DO THIS: Count lines, not occurrences: report how many lines in the records hold the string "preaching", and nothing else.

DATA FOR THE TASK:

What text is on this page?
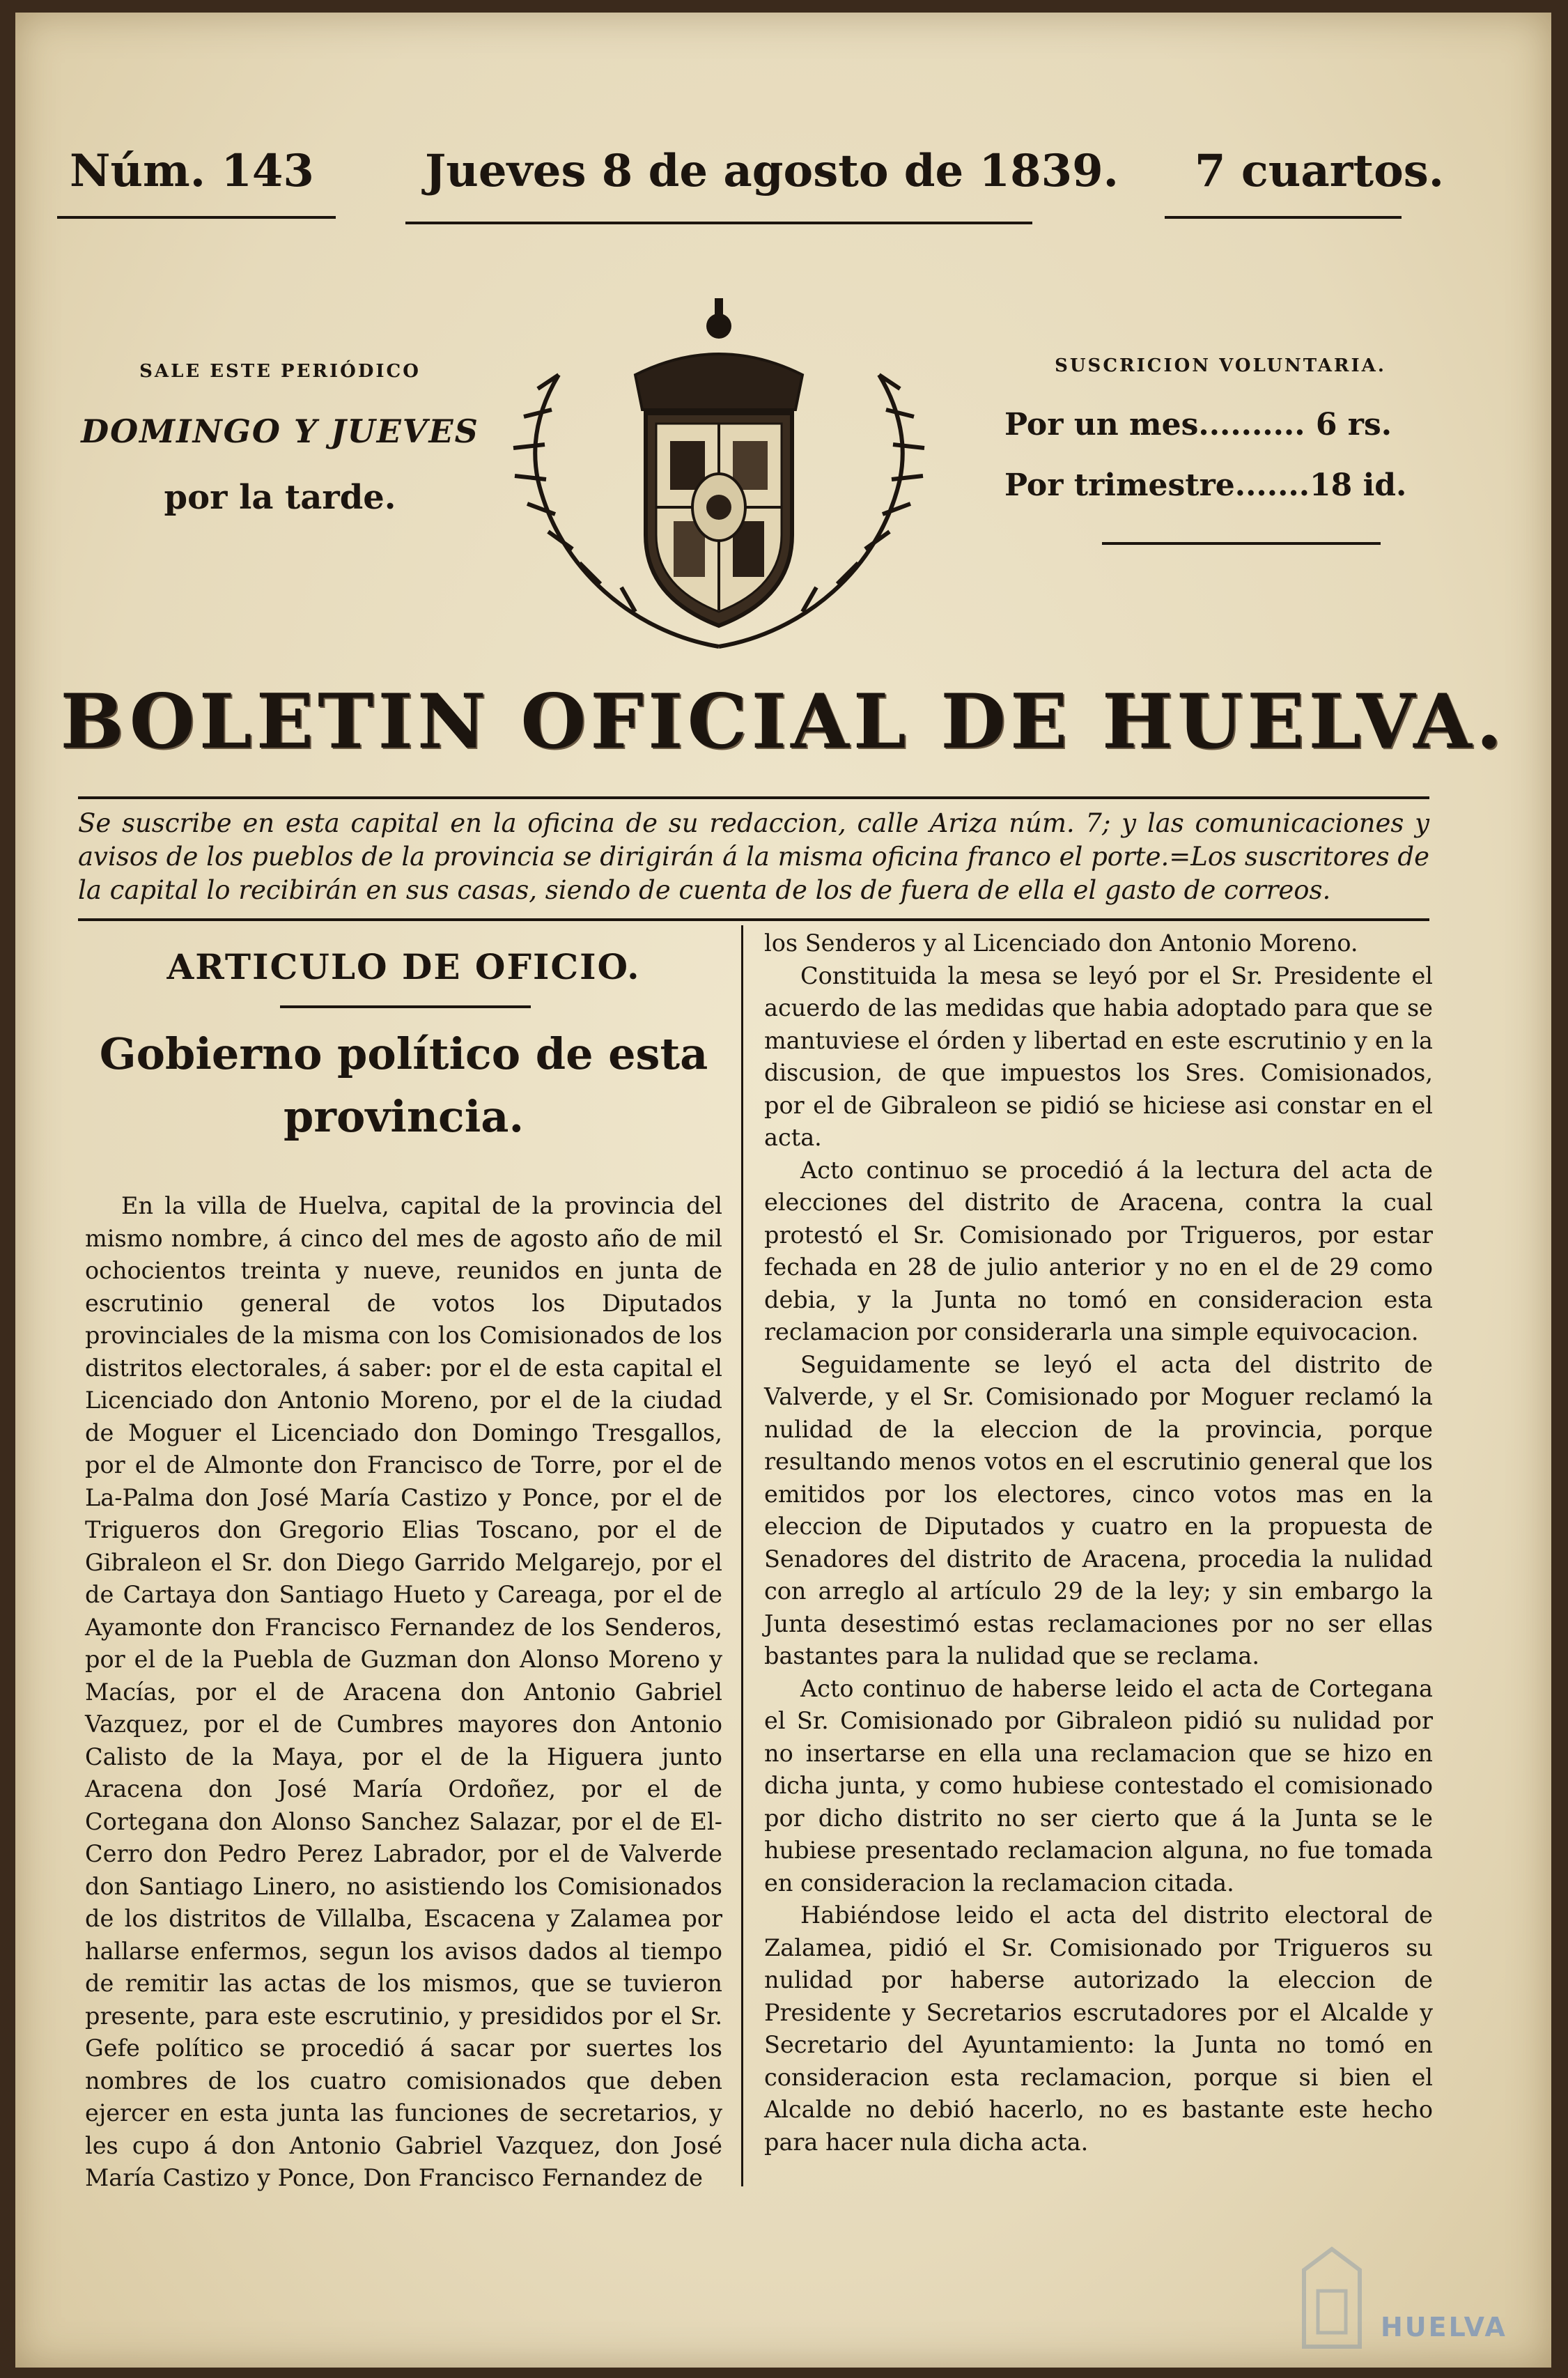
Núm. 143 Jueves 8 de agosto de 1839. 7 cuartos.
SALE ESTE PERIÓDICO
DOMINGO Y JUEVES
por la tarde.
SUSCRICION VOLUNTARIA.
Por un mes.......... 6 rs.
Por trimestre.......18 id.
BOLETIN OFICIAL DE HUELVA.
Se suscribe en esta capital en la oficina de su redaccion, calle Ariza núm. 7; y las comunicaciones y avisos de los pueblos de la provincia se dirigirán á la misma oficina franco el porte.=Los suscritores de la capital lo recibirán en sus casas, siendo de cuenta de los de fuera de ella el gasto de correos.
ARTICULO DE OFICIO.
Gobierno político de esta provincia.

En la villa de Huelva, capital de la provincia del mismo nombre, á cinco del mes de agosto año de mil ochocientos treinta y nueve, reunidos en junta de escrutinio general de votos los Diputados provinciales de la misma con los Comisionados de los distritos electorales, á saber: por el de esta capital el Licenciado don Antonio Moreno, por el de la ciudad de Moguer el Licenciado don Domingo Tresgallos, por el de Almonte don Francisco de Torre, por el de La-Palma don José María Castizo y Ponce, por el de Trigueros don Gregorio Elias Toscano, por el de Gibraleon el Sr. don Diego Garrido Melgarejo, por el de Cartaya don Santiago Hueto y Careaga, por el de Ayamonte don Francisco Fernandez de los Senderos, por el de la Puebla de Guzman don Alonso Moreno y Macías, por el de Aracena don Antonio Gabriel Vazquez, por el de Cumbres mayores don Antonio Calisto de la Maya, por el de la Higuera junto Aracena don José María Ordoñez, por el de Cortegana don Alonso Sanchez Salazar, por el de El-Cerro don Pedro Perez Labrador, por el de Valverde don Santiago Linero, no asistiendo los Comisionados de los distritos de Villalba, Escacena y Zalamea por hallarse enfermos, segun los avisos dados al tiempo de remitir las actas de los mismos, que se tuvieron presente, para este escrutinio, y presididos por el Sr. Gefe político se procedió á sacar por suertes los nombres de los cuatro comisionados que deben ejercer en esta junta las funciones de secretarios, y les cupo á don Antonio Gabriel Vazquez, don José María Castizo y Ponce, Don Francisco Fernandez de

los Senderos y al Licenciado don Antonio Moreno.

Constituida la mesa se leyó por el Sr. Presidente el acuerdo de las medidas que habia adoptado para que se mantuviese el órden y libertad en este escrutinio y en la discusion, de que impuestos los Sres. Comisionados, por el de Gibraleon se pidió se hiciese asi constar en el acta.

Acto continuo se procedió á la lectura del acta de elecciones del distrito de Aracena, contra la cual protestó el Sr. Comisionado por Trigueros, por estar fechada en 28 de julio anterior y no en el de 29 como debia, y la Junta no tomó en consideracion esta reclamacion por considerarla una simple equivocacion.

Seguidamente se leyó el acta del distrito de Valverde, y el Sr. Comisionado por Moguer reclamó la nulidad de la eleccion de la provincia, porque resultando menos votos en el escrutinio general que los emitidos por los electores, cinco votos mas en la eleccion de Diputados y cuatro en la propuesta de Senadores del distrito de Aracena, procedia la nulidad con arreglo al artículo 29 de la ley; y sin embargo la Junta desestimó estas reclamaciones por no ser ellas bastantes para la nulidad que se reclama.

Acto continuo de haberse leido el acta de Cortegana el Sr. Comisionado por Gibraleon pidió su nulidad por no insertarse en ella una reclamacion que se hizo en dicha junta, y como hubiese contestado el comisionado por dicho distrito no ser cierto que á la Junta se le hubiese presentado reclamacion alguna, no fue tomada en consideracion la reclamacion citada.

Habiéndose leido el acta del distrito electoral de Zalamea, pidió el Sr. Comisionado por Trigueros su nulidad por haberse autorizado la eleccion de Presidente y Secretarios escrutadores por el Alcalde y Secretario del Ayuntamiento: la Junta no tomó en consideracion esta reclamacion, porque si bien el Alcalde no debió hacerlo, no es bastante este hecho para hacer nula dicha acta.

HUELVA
---
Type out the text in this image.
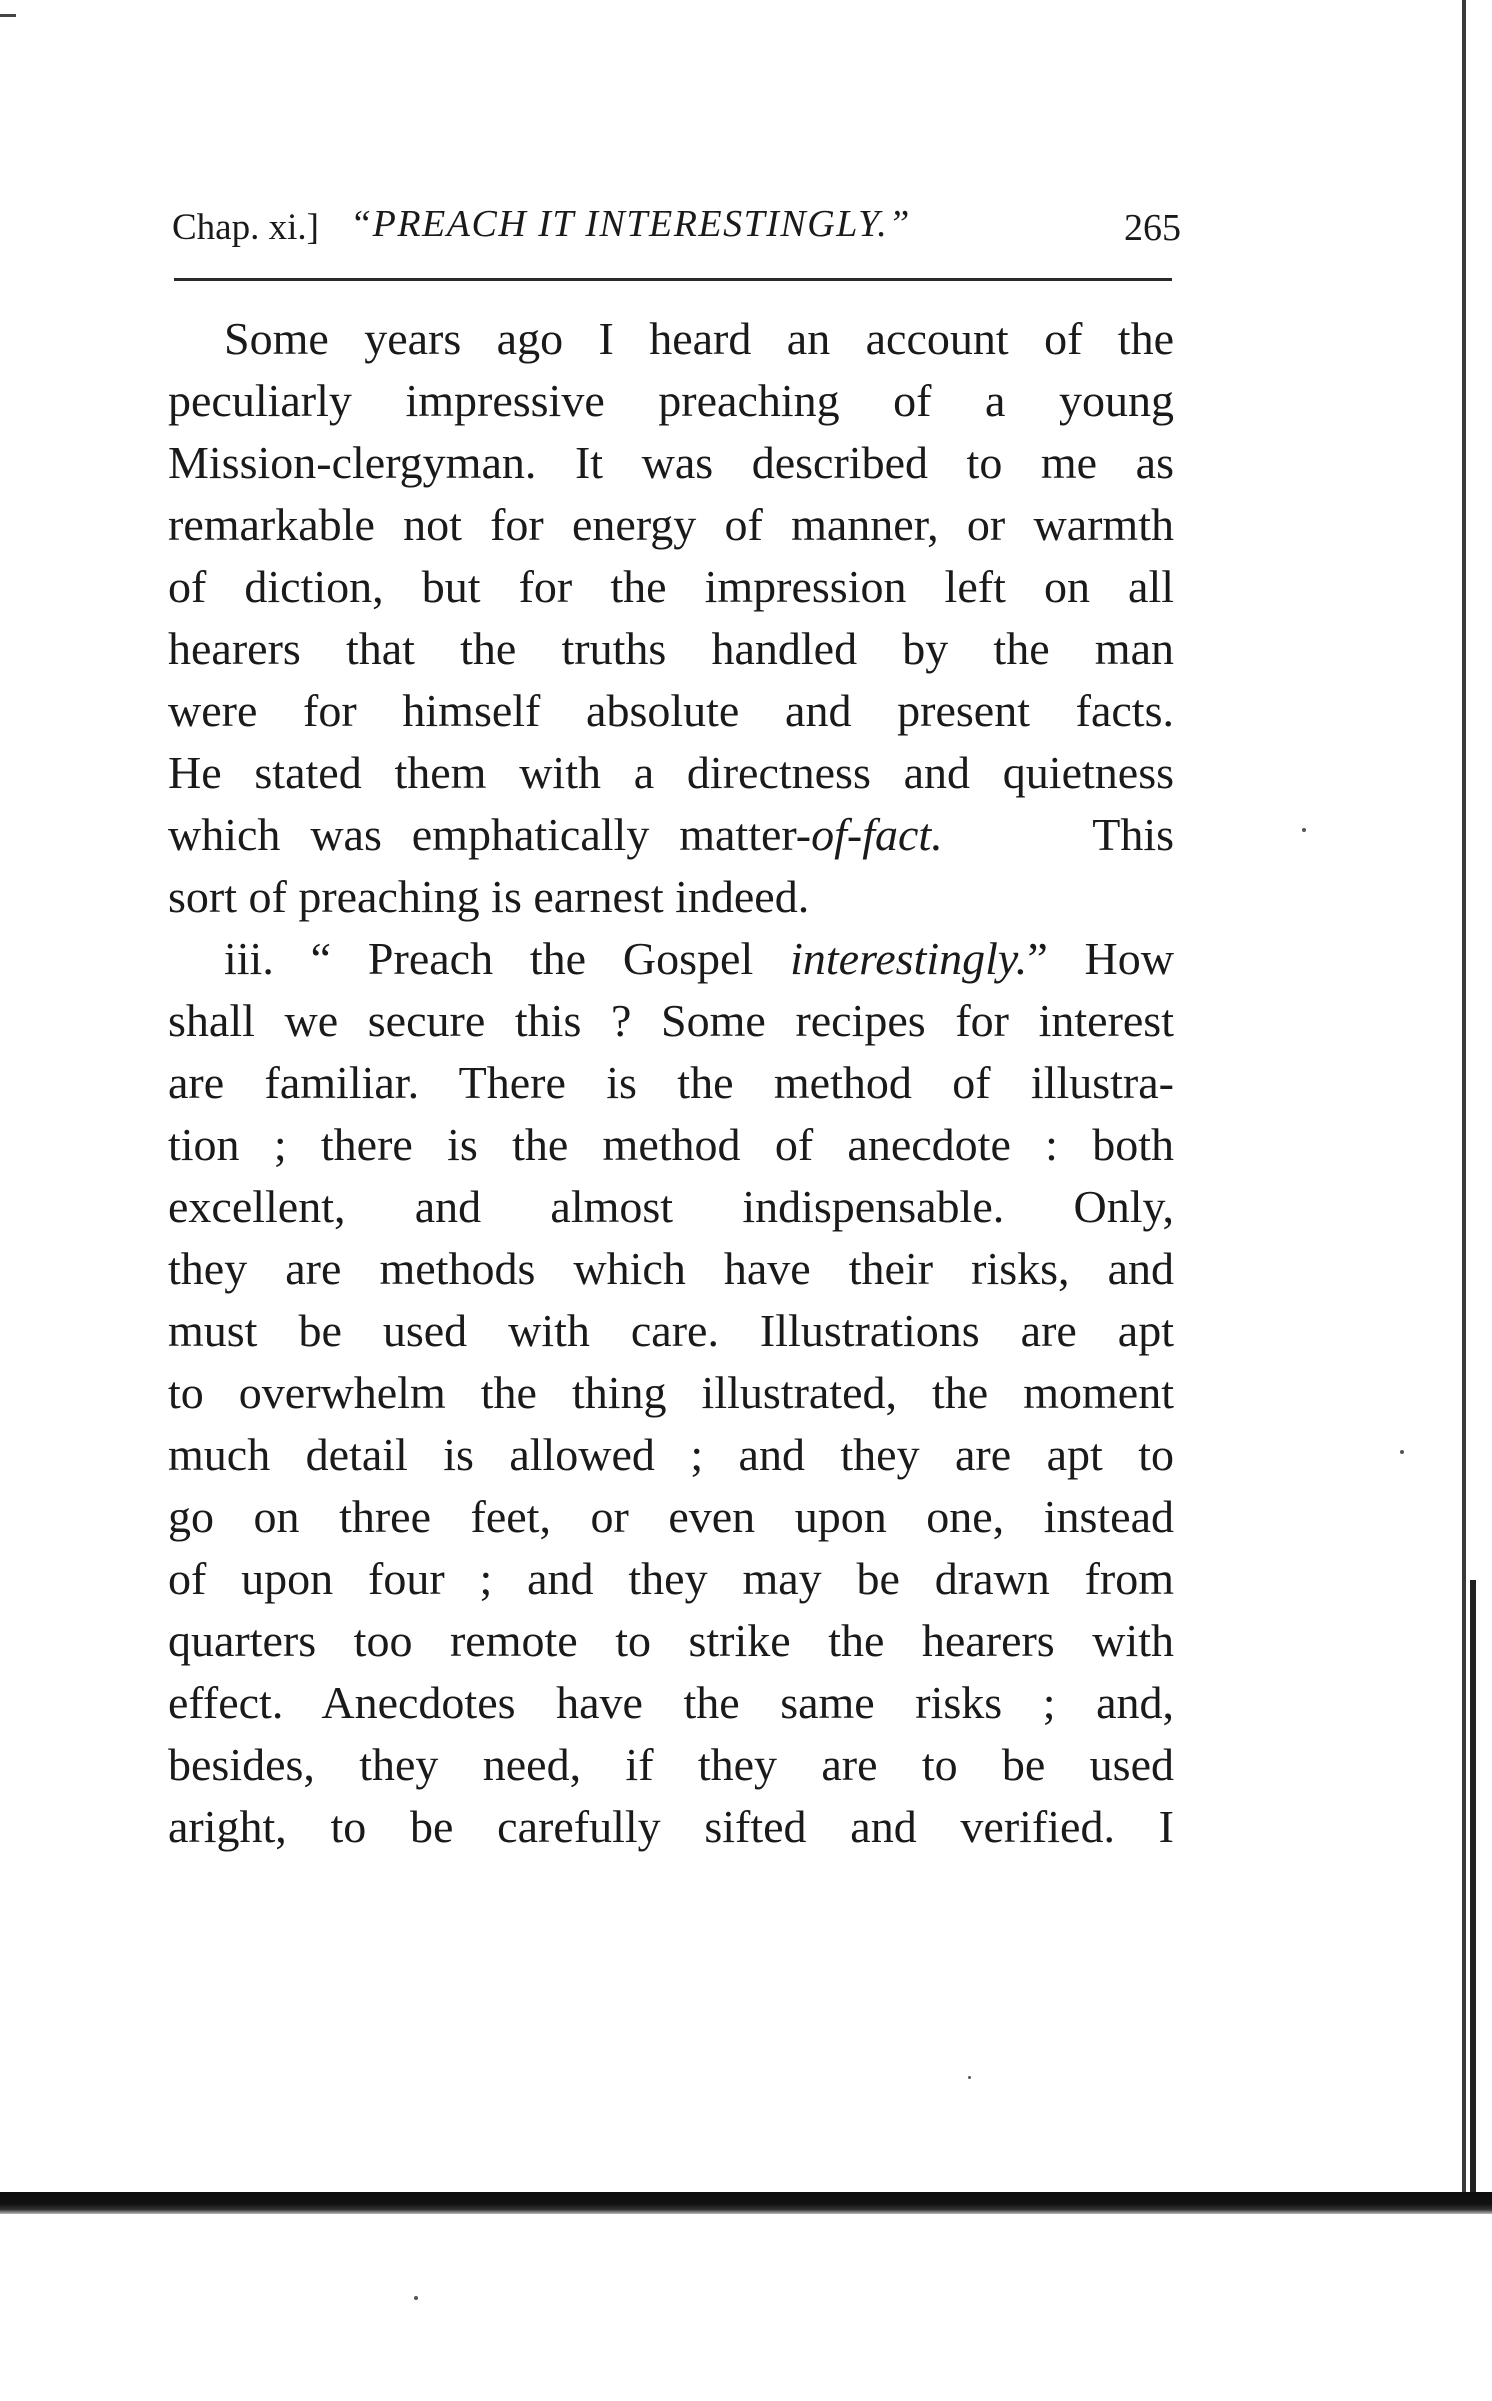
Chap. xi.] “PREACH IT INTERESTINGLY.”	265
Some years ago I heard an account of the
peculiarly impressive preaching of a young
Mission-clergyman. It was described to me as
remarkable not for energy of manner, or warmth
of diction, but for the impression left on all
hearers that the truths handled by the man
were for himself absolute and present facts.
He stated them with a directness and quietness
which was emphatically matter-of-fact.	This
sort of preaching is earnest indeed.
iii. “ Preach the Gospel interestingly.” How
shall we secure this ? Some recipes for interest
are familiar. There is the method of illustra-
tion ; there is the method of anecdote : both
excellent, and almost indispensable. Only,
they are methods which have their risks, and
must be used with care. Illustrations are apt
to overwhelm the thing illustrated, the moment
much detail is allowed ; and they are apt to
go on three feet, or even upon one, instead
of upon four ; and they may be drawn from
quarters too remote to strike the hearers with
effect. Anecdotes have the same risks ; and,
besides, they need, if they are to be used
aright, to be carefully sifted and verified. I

EXPECTED ANSWER: 2